What the task requires: Return each line of the material verbatim.

Data records:
----------------

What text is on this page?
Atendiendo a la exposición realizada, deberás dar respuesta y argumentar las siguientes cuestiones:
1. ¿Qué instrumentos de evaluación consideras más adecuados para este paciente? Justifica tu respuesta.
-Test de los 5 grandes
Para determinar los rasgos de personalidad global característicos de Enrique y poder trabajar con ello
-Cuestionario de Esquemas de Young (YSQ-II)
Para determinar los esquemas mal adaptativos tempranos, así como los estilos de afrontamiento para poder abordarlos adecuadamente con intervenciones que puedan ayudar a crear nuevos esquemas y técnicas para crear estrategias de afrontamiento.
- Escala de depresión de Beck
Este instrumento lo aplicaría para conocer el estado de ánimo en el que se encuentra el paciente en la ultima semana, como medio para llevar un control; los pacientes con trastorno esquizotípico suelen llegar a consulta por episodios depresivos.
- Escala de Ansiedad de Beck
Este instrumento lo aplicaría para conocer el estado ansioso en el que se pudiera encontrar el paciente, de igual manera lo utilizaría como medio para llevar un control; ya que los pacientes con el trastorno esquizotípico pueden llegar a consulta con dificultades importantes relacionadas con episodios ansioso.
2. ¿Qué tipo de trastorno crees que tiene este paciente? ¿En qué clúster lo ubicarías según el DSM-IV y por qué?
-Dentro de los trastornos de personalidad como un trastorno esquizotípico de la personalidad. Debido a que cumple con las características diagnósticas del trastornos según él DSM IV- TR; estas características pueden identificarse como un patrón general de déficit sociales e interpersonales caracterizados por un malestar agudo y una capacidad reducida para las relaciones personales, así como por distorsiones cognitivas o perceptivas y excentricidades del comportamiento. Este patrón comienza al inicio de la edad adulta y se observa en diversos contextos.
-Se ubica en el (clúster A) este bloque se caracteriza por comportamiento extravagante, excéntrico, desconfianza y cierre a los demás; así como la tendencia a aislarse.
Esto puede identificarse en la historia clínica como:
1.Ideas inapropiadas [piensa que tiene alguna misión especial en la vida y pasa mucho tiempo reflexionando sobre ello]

----------------

Solution to this problem:
What text is on this page?
Atendiendo a la exposición realizada, deberás dar respuesta y argumentar las siguientes cuestiones:
1. ¿Qué instrumentos de evaluación consideras más adecuados para este paciente? Justifica tu respuesta.
-Test de los 5 grandes
Para determinar los rasgos de personalidad global característicos de Enrique y poder trabajar con ello
-Cuestionario de Esquemas de Young (YSQ-II)
Para determinar los esquemas mal adaptativos tempranos, así como los estilos de afrontamiento para poder abordarlos adecuadamente con intervenciones que puedan ayudar a crear nuevos esquemas y técnicas para crear estrategias de afrontamiento.
- Escala de depresión de Beck
Este instrumento lo aplicaría para conocer el estado de ánimo en el que se encuentra el paciente en la ultima semana, como medio para llevar un control; los pacientes con trastorno esquizotípico suelen llegar a consulta por episodios depresivos.
- Escala de Ansiedad de Beck
Este instrumento lo aplicaría para conocer el estado ansioso en el que se pudiera encontrar el paciente, de igual manera lo utilizaría como medio para llevar un control; ya que los pacientes con el trastorno esquizotípico pueden llegar a consulta con dificultades importantes relacionadas con episodios ansioso.
2. ¿Qué tipo de trastorno crees que tiene este paciente? ¿En qué clúster lo ubicarías según el DSM-IV y por qué?
-Dentro de los trastornos de personalidad como un trastorno esquizotípico de la personalidad. Debido a que cumple con las características diagnósticas del trastornos según él DSM IV- TR; estas características pueden identificarse como un patrón general de déficit sociales e interpersonales caracterizados por un malestar agudo y una capacidad reducida para las relaciones personales, así como por distorsiones cognitivas o perceptivas y excentricidades del comportamiento. Este patrón comienza al inicio de la edad adulta y se observa en diversos contextos.
-Se ubica en el (clúster A) este bloque se caracteriza por comportamiento extravagante, excéntrico, desconfianza y cierre a los demás; así como la tendencia a aislarse.
Esto puede identificarse en la historia clínica como:
1.Ideas inapropiadas [piensa que tiene alguna misión especial en la vida y pasa mucho tiempo reflexionando sobre ello]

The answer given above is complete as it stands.